## Task to carry out
Where a line in the listing below contains the word "View", copy that line.

## Extracted data
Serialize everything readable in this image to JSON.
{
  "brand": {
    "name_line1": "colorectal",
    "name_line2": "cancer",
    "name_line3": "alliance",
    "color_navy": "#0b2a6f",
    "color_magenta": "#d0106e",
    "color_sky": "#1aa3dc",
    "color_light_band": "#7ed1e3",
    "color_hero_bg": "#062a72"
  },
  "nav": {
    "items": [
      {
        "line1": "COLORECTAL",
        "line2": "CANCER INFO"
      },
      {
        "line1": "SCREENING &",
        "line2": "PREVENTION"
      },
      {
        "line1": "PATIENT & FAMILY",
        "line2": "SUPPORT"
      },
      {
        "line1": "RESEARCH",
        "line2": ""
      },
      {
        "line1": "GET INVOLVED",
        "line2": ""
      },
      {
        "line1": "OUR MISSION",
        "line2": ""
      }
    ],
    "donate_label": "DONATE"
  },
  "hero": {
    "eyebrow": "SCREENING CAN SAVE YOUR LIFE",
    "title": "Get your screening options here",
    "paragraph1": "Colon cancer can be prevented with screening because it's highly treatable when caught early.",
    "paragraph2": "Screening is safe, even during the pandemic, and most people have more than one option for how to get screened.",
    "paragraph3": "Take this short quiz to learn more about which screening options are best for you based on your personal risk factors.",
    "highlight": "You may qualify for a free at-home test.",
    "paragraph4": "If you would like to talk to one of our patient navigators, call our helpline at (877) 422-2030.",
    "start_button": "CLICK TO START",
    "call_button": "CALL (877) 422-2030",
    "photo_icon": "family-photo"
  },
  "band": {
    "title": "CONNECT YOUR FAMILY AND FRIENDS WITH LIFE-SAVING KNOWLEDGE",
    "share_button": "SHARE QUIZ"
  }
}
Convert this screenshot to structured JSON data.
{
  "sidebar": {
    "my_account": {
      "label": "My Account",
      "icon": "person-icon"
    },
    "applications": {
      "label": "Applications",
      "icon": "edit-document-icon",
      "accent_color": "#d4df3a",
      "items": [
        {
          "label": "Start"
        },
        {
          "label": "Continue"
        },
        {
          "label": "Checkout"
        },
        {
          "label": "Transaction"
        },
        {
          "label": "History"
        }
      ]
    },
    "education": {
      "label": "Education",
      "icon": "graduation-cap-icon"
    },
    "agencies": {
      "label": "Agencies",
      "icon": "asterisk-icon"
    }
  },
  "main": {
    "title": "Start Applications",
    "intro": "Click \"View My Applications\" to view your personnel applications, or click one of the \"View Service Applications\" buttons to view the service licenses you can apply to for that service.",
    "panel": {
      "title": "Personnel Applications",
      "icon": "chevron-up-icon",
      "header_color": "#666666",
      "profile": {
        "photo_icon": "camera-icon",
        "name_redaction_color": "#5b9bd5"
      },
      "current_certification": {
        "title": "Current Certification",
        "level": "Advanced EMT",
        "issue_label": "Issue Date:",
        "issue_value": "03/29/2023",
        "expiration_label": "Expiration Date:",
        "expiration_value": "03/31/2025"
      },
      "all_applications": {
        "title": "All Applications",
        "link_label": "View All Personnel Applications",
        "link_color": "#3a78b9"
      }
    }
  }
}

## Task response
    "intro": "Click \"View My Applications\" to view your personnel applications, or click one of the \"View Service Applications\" buttons to view the service licenses you can apply to for that service.",
        "link_label": "View All Personnel Applications",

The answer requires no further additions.